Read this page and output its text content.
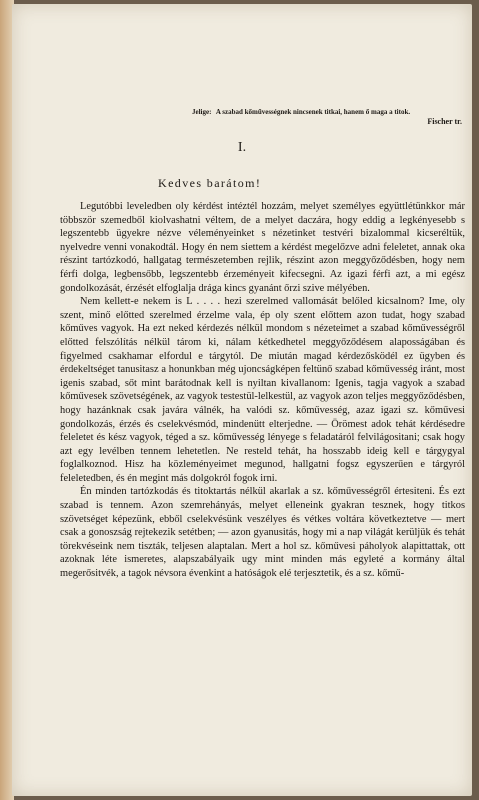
Jelige: A szabad kőművességnek nincsenek titkai, hanem ő maga a titok.
Fischer tr.
I.
Kedves barátom!

Legutóbbi leveledben oly kérdést intéztél hozzám, melyet személyes együttlétünkkor már többször szemedből kiolvashatni véltem, de a melyet daczára, hogy eddig a legkényesebb s legszentebb ügyekre nézve véleményeinket s nézetinket testvéri bizalommal kicseréltük, nyelvedre venni vonakodtál. Hogy én nem siettem a kérdést megelőzve adni feleletet, annak oka részint tartózkodó, hallgatag természetemben rejlik, részint azon meggyőződésben, hogy nem férfi dolga, legbensőbb, legszentebb érzeményeit kifecsegni. Az igazi férfi azt, a mi egész gondolkozását, érzését elfoglalja drága kincs gyanánt őrzi szive mélyében.

Nem kellett-e nekem is L . . . . hezi szerelmed vallomását belőled kicsalnom? Ime, oly szent, minő előtted szerelmed érzelme vala, ép oly szent előttem azon tudat, hogy szabad kőműves vagyok. Ha ezt neked kérdezés nélkül mondom s nézeteimet a szabad kőművességről előtted felszólítás nélkül tárom ki, nálam kétkedhetel meggyőződésem alaposságában és figyelmed csakhamar elfordul e tárgytól. De miután magad kérdezősködél ez ügyben és érdekeltséget tanusitasz a honunkban még ujoncságképen feltünő szabad kőművesség iránt, most igenis szabad, sőt mint barátodnak kell is nyiltan kivallanom: Igenis, tagja vagyok a szabad kőművesek szövetségének, az vagyok testestül-lelkestül, az vagyok azon teljes meggyőződésben, hogy hazánknak csak javára válnék, ha valódi sz. kőművesség, azaz igazi sz. kőművesi gondolkozás, érzés és cselekvésmód, mindenütt elterjedne. — Örömest adok tehát kérdésedre feleletet és kész vagyok, téged a sz. kőművesség lényege s feladatáról felvilágositani; csak hogy azt egy levélben tennem lehetetlen. Ne resteld tehát, ha hosszabb ideig kell e tárgygyal foglalkoznod. Hisz ha közleményeimet megunod, hallgatni fogsz egyszerűen e tárgyról feleletedben, és én megint más dolgokról fogok irni.

Én minden tartózkodás és titoktartás nélkül akarlak a sz. kőművességről értesiteni. És ezt szabad is tennem. Azon szemrehányás, melyet elleneink gyakran tesznek, hogy titkos szövetséget képezünk, ebből cselekvésünk veszélyes és vétkes voltára következtetve — mert csak a gonoszság rejtekezik setétben; — azon gyanusitás, hogy mi a nap világát kerüljük és tehát törekvéseink nem tiszták, teljesen alaptalan. Mert a hol sz. kőművesi páholyok alapittattak, ott azoknak léte ismeretes, alapszabályaik ugy mint minden más egyleté a kormány által megerősitvék, a tagok névsora évenkint a hatóságok elé terjesztetik, és a sz. kőmű-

▸ WHAT IS BEING ASKED: Answer with a single number: the count of lines holding the word "melyet".

▸ EXERCISE RESPONSE: 2